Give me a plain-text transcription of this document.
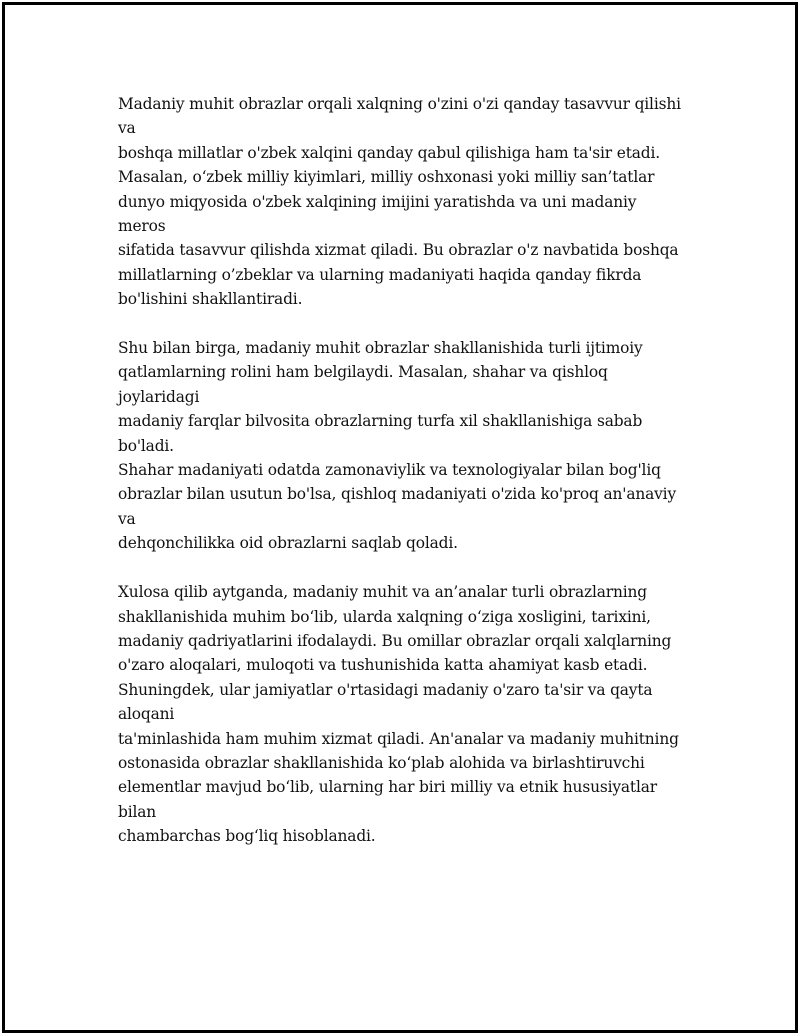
Madaniy muhit obrazlar orqali xalqning o'zini o'zi qanday tasavvur qilishi va
boshqa millatlar o'zbek xalqini qanday qabul qilishiga ham ta'sir etadi.
Masalan, o‘zbek milliy kiyimlari, milliy oshxonasi yoki milliy san’tatlar
dunyo miqyosida o'zbek xalqining imijini yaratishda va uni madaniy meros
sifatida tasavvur qilishda xizmat qiladi. Bu obrazlar o'z navbatida boshqa
millatlarning o’zbeklar va ularning madaniyati haqida qanday fikrda
bo'lishini shakllantiradi.

Shu bilan birga, madaniy muhit obrazlar shakllanishida turli ijtimoiy
qatlamlarning rolini ham belgilaydi. Masalan, shahar va qishloq joylaridagi
madaniy farqlar bilvosita obrazlarning turfa xil shakllanishiga sabab bo'ladi.
Shahar madaniyati odatda zamonaviylik va texnologiyalar bilan bog'liq
obrazlar bilan usutun bo'lsa, qishloq madaniyati o'zida ko'proq an'anaviy va
dehqonchilikka oid obrazlarni saqlab qoladi.

Xulosa qilib aytganda, madaniy muhit va an’analar turli obrazlarning
shakllanishida muhim bo‘lib, ularda xalqning o‘ziga xosligini, tarixini,
madaniy qadriyatlarini ifodalaydi. Bu omillar obrazlar orqali xalqlarning
o'zaro aloqalari, muloqoti va tushunishida katta ahamiyat kasb etadi.
Shuningdek, ular jamiyatlar o'rtasidagi madaniy o'zaro ta'sir va qayta aloqani
ta'minlashida ham muhim xizmat qiladi. An'analar va madaniy muhitning
ostonasida obrazlar shakllanishida ko‘plab alohida va birlashtiruvchi
elementlar mavjud bo‘lib, ularning har biri milliy va etnik hususiyatlar bilan
chambarchas bog‘liq hisoblanadi.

===============

OBJECTIVE
Identify the lines that contain the string "tasavvur", and copy every one of them.

ANSWER TO THIS PROBLEM
Madaniy muhit obrazlar orqali xalqning o'zini o'zi qanday tasavvur qilishi va
sifatida tasavvur qilishda xizmat qiladi. Bu obrazlar o'z navbatida boshqa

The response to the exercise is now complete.